■ TASK INSTRUCTIONS ■
Output the material word for word. Leave each picture out.

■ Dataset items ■
• • • •
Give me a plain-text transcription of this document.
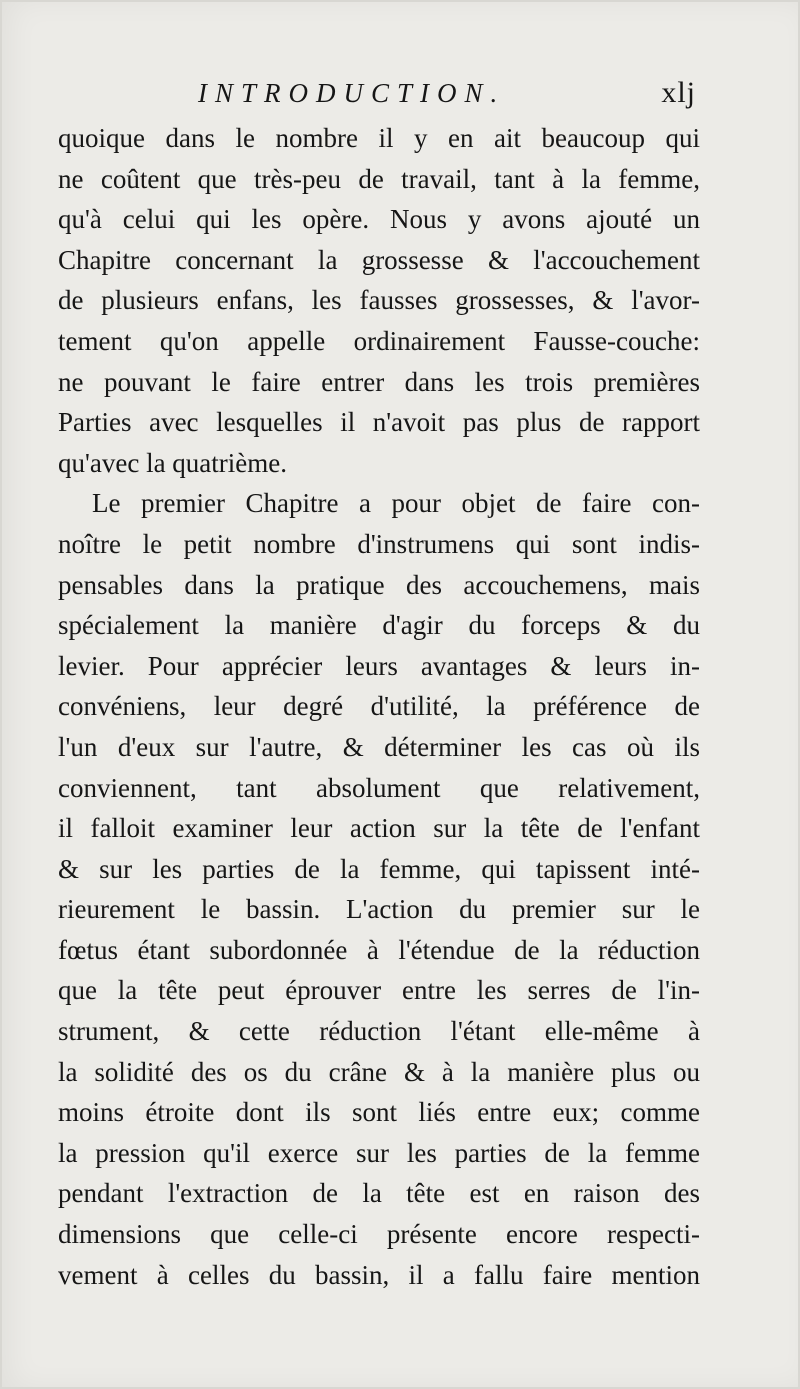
INTRODUCTION.	xlj
quoique dans le nombre il y en ait beaucoup qui
ne coûtent que très-peu de travail, tant à la femme,
qu'à celui qui les opère. Nous y avons ajouté un
Chapitre concernant la grossesse & l'accouchement
de plusieurs enfans, les fausses grossesses, & l'avor-
tement qu'on appelle ordinairement Fausse-couche:
ne pouvant le faire entrer dans les trois premières
Parties avec lesquelles il n'avoit pas plus de rapport
qu'avec la quatrième.
Le premier Chapitre a pour objet de faire con-
noître le petit nombre d'instrumens qui sont indis-
pensables dans la pratique des accouchemens, mais
spécialement la manière d'agir du forceps & du
levier. Pour apprécier leurs avantages & leurs in-
convéniens, leur degré d'utilité, la préférence de
l'un d'eux sur l'autre, & déterminer les cas où ils
conviennent, tant absolument que relativement,
il falloit examiner leur action sur la tête de l'enfant
& sur les parties de la femme, qui tapissent inté-
rieurement le bassin. L'action du premier sur le
fœtus étant subordonnée à l'étendue de la réduction
que la tête peut éprouver entre les serres de l'in-
strument, & cette réduction l'étant elle-même à
la solidité des os du crâne & à la manière plus ou
moins étroite dont ils sont liés entre eux; comme
la pression qu'il exerce sur les parties de la femme
pendant l'extraction de la tête est en raison des
dimensions que celle-ci présente encore respecti-
vement à celles du bassin, il a fallu faire mention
• • • •
■ SOLUTION ■
Give me a plain-text transcription of this document.
INTRODUCTION.	xlj
quoique dans le nombre il y en ait beaucoup qui
ne coûtent que très-peu de travail, tant à la femme,
qu'à celui qui les opère. Nous y avons ajouté un
Chapitre concernant la grossesse & l'accouchement
de plusieurs enfans, les fausses grossesses, & l'avor-
tement qu'on appelle ordinairement Fausse-couche:
ne pouvant le faire entrer dans les trois premières
Parties avec lesquelles il n'avoit pas plus de rapport
qu'avec la quatrième.
Le premier Chapitre a pour objet de faire con-
noître le petit nombre d'instrumens qui sont indis-
pensables dans la pratique des accouchemens, mais
spécialement la manière d'agir du forceps & du
levier. Pour apprécier leurs avantages & leurs in-
convéniens, leur degré d'utilité, la préférence de
l'un d'eux sur l'autre, & déterminer les cas où ils
conviennent, tant absolument que relativement,
il falloit examiner leur action sur la tête de l'enfant
& sur les parties de la femme, qui tapissent inté-
rieurement le bassin. L'action du premier sur le
fœtus étant subordonnée à l'étendue de la réduction
que la tête peut éprouver entre les serres de l'in-
strument, & cette réduction l'étant elle-même à
la solidité des os du crâne & à la manière plus ou
moins étroite dont ils sont liés entre eux; comme
la pression qu'il exerce sur les parties de la femme
pendant l'extraction de la tête est en raison des
dimensions que celle-ci présente encore respecti-
vement à celles du bassin, il a fallu faire mention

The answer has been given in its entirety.